## EXERCISE PROMPT
Assemble all lines in which the string "this" appears.
:::::
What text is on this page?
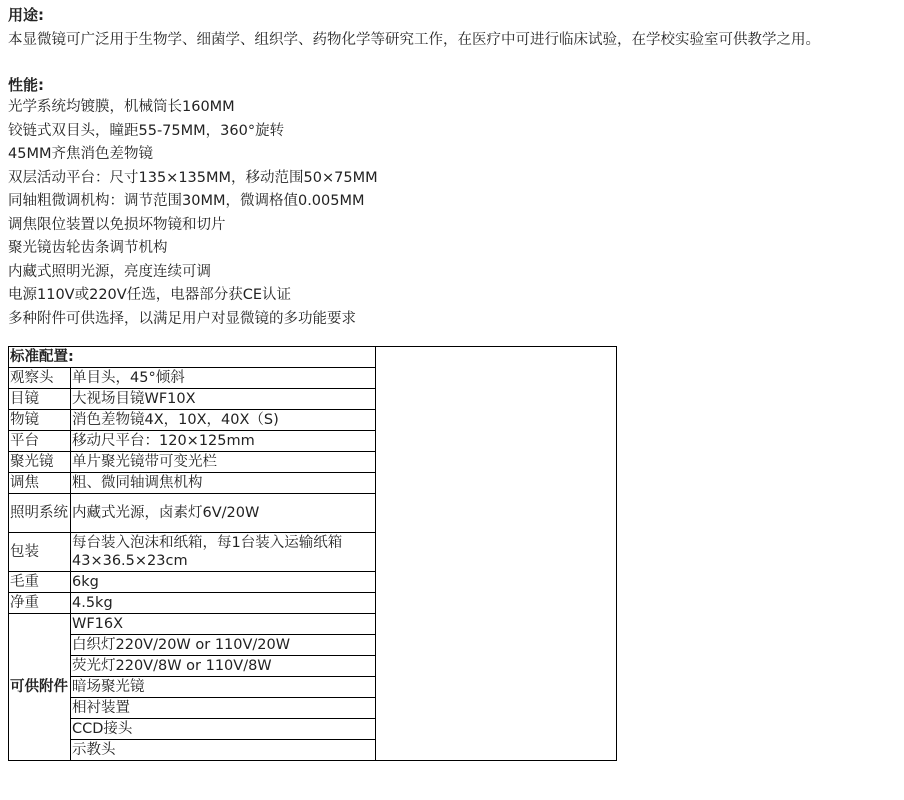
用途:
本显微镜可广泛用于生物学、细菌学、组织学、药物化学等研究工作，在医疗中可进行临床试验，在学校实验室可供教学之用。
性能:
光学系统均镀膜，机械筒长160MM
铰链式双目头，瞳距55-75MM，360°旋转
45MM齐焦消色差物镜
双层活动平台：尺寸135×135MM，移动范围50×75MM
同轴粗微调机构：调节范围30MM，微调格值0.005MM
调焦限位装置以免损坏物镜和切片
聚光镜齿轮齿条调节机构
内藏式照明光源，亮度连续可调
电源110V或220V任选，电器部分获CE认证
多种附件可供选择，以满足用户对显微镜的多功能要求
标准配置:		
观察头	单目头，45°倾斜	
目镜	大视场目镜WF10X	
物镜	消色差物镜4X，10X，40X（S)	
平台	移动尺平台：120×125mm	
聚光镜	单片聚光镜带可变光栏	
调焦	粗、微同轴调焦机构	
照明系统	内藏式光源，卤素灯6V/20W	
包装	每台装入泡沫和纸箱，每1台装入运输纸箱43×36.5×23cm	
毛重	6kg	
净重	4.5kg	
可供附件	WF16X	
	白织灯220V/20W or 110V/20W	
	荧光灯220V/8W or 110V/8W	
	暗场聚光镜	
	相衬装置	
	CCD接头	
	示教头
:::::
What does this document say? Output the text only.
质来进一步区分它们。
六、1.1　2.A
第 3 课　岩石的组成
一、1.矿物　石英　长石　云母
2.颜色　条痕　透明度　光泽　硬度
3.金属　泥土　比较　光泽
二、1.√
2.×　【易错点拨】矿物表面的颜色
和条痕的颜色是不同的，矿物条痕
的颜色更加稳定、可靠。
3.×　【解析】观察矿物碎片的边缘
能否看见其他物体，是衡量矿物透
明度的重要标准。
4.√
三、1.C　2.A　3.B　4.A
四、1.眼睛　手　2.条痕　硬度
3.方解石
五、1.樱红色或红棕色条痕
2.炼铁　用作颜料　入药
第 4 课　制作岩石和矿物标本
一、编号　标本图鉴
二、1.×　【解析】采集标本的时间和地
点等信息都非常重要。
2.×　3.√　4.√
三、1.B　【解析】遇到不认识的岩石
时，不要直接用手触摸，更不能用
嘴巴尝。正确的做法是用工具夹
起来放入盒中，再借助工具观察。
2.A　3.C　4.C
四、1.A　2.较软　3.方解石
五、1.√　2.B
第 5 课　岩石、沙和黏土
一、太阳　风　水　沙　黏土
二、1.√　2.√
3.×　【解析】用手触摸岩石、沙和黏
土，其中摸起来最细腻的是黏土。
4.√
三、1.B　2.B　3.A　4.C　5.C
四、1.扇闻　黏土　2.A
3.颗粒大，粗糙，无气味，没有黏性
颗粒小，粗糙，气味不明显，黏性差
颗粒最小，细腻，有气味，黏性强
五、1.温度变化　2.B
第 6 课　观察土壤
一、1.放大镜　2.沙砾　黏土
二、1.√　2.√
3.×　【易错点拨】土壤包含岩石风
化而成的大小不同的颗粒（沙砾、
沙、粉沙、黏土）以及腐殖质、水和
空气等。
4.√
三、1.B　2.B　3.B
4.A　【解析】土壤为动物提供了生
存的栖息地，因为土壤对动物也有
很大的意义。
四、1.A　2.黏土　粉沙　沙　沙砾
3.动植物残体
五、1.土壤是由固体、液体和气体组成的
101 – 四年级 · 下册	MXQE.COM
:::::
## ANSWER TO THE PROBLEM
What text is on this page?
What does this document say? Output the text only.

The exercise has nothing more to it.